_Problem_
Leaving the pictures aside, transcribe every line below exactly.

Records from a collection of figures
==================================================

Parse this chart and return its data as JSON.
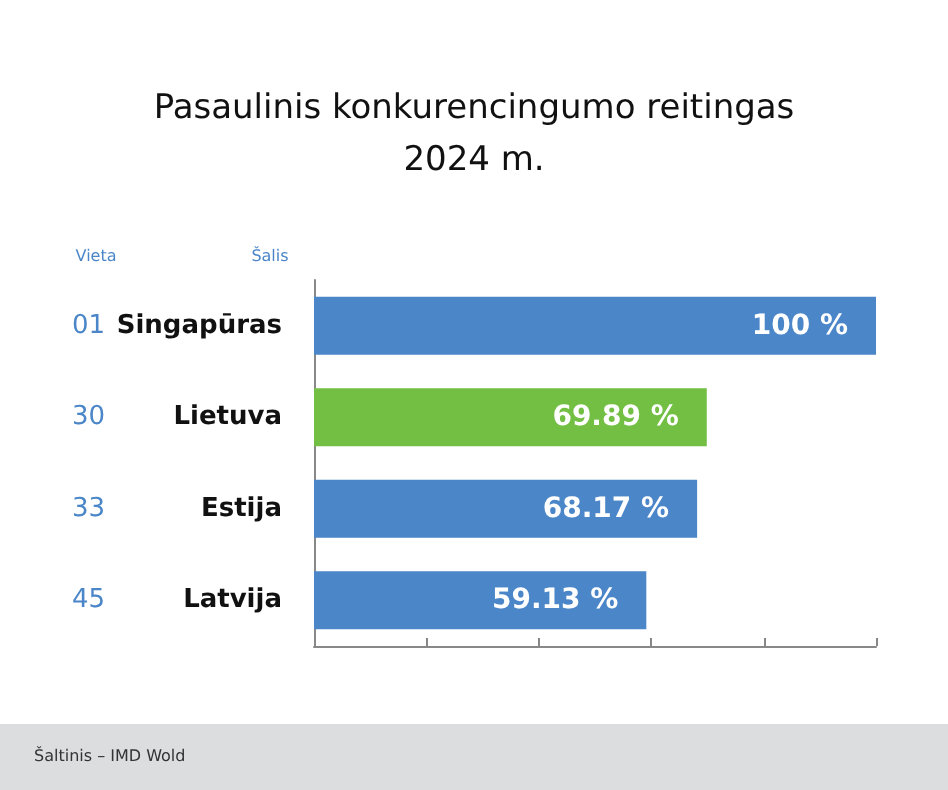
{
  "chart_data": {
    "type": "bar",
    "orientation": "horizontal",
    "title": "Pasaulinis konkurencingumo reitingas\n2024 m.",
    "categories": [
      "Singapūras",
      "Lietuva",
      "Estija",
      "Latvija"
    ],
    "values": [
      100,
      69.89,
      68.17,
      59.13
    ],
    "colors": [
      "#4a86c8",
      "#72bf44",
      "#4a86c8",
      "#4a86c8"
    ],
    "value_labels": [
      "100 %",
      "69.89 %",
      "68.17 %",
      "59.13 %"
    ],
    "xlim": [
      0,
      100
    ],
    "xticks": [
      {
        "value": 0,
        "label": null
      },
      {
        "value": 20,
        "label": null
      },
      {
        "value": 40,
        "label": null
      },
      {
        "value": 60,
        "label": null
      },
      {
        "value": 80,
        "label": null
      },
      {
        "value": 100,
        "label": null
      }
    ],
    "tick_labels": "y",
    "grid": false,
    "annotations": [
      "Vieta",
      "Šalis",
      "01",
      "30",
      "33",
      "45",
      "Šaltinis – IMD Wold"
    ]
  }
}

==================================================

_Written solution_
Parse this chart and return its data as JSON.
{
  "chart_data": {
    "type": "bar",
    "orientation": "horizontal",
    "title": "Pasaulinis konkurencingumo reitingas\n2024 m.",
    "categories": [
      "Singapūras",
      "Lietuva",
      "Estija",
      "Latvija"
    ],
    "values": [
      100,
      69.89,
      68.17,
      59.13
    ],
    "colors": [
      "#4a86c8",
      "#72bf44",
      "#4a86c8",
      "#4a86c8"
    ],
    "value_labels": [
      "100 %",
      "69.89 %",
      "68.17 %",
      "59.13 %"
    ],
    "xlim": [
      0,
      100
    ],
    "xticks": [
      {
        "value": 0,
        "label": null
      },
      {
        "value": 20,
        "label": null
      },
      {
        "value": 40,
        "label": null
      },
      {
        "value": 60,
        "label": null
      },
      {
        "value": 80,
        "label": null
      },
      {
        "value": 100,
        "label": null
      }
    ],
    "tick_labels": "y",
    "grid": false,
    "annotations": [
      "Vieta",
      "Šalis",
      "01",
      "30",
      "33",
      "45",
      "Šaltinis – IMD Wold"
    ]
  }
}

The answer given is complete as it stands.